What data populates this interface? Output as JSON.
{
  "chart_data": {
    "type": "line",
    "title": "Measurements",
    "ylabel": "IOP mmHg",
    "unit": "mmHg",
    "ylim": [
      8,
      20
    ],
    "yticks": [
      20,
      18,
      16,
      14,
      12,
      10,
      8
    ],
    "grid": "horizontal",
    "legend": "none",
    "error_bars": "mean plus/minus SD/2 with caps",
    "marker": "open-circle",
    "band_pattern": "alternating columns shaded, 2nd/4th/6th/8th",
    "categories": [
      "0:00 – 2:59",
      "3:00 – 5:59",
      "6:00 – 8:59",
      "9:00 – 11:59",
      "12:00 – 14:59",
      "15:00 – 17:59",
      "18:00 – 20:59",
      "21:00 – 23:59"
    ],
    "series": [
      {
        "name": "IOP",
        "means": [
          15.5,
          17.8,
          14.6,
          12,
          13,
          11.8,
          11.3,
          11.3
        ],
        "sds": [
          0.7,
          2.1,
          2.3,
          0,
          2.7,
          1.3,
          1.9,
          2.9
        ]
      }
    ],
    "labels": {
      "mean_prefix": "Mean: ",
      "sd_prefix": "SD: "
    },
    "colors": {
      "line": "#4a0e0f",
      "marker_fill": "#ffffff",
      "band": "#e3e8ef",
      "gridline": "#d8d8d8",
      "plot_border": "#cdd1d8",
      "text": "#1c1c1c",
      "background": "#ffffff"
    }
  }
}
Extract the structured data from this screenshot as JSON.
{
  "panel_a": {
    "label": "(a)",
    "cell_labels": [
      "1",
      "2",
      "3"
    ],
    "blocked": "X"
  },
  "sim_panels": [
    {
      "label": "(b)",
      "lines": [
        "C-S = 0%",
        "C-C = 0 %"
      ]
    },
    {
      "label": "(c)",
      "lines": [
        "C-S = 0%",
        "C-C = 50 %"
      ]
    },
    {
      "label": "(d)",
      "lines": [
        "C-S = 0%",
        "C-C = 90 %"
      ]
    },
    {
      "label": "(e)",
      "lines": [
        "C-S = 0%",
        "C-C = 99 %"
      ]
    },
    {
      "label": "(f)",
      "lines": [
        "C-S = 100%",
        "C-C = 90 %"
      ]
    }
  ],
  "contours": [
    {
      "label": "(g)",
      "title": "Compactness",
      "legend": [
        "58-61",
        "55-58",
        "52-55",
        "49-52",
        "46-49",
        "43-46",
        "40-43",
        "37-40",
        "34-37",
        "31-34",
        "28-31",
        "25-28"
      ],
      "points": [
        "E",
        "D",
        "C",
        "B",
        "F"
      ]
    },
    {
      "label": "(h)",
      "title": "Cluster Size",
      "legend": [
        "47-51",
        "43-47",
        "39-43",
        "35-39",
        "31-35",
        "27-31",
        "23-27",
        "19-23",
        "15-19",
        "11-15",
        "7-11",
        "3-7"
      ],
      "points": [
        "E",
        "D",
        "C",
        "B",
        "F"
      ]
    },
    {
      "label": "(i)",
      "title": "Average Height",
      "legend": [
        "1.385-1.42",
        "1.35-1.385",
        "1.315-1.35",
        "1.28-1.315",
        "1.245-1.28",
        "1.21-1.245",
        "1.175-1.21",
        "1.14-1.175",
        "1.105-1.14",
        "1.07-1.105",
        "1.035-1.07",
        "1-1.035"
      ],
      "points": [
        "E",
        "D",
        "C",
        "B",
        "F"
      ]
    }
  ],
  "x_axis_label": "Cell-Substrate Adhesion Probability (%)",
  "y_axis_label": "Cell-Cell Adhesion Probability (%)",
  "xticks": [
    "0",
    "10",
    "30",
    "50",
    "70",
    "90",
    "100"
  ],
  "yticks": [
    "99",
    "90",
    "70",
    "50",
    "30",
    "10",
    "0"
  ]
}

== == ==

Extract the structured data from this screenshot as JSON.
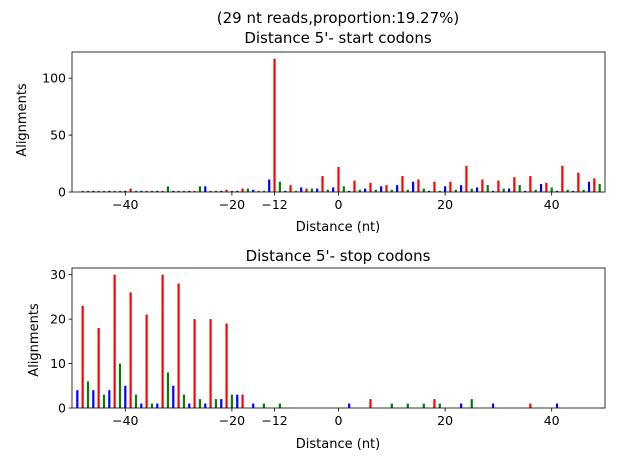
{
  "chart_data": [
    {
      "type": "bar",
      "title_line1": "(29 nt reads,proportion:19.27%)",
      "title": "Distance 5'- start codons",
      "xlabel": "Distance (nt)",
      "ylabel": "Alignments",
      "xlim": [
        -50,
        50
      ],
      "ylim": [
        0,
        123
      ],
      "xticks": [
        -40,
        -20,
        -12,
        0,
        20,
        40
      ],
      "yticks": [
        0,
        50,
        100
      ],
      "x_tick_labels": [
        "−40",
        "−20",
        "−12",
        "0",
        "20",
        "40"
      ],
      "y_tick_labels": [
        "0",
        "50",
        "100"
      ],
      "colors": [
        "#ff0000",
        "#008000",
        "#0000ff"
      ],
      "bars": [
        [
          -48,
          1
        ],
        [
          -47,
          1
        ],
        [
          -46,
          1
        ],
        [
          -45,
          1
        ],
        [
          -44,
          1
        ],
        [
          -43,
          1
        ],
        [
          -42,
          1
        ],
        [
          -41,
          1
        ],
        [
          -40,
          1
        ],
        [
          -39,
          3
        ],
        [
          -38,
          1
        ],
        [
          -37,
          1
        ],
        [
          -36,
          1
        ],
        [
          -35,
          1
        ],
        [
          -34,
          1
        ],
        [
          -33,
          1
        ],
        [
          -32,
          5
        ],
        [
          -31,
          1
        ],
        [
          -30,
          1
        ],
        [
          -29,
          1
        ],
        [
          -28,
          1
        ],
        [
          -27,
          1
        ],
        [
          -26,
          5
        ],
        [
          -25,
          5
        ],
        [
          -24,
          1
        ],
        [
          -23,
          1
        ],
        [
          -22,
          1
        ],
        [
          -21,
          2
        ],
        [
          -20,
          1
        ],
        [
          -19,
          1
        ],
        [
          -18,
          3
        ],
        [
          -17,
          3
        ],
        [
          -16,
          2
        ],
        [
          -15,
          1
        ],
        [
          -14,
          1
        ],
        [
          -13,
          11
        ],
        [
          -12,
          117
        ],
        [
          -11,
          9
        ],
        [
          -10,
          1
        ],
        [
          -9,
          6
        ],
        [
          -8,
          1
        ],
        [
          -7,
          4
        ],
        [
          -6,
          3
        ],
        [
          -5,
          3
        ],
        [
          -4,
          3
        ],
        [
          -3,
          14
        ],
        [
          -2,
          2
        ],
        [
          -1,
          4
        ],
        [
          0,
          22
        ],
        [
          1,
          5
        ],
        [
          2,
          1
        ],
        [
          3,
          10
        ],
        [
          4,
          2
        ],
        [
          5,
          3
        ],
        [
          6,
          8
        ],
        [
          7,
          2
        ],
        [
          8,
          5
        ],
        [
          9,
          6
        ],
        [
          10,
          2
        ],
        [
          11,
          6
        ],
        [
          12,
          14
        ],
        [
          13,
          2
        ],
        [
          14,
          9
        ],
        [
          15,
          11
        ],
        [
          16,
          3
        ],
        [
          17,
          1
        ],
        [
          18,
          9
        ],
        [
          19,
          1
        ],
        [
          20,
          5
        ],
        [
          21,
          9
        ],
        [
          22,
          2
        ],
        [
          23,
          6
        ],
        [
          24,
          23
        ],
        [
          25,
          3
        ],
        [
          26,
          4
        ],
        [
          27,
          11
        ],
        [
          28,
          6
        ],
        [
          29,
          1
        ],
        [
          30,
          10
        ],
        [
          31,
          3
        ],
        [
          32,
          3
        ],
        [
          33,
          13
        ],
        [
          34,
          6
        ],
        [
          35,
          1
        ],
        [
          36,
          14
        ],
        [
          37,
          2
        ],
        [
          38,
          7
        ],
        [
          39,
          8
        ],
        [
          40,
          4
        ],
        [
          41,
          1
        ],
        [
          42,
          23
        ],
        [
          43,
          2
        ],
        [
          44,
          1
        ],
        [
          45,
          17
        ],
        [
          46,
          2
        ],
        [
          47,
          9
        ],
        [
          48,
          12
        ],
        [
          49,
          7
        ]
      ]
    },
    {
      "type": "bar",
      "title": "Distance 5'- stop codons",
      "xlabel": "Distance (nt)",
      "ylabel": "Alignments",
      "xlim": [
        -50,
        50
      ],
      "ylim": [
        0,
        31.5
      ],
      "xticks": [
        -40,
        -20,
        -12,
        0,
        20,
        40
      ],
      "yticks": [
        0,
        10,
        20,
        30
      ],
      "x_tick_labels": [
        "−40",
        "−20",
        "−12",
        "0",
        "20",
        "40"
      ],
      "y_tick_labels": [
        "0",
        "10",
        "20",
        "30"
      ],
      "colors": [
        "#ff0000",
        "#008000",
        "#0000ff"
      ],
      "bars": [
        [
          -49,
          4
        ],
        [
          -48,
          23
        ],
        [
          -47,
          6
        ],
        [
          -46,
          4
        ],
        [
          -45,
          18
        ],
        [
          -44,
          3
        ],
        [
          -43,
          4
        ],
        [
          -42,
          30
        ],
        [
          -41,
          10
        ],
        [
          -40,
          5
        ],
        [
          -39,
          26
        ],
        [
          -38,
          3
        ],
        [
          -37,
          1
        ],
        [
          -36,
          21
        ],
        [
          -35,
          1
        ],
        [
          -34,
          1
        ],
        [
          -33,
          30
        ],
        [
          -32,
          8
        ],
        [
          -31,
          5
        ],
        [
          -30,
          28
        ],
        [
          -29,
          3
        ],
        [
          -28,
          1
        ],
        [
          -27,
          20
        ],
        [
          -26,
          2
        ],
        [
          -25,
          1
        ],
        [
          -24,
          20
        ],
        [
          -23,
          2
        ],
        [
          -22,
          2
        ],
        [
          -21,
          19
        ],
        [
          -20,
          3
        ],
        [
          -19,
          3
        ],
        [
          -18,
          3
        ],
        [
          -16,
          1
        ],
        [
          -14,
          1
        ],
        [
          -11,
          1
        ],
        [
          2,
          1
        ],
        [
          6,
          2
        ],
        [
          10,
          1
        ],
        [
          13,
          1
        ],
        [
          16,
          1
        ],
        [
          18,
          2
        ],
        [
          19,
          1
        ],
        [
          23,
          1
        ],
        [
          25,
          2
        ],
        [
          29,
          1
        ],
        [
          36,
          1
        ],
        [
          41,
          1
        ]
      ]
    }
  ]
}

== == ==

→ DIRECTIONS FOR THIS TASK:
Count the lines of the material that include the word "codons", then state only the total.

→ WRITTEN REPLY:
2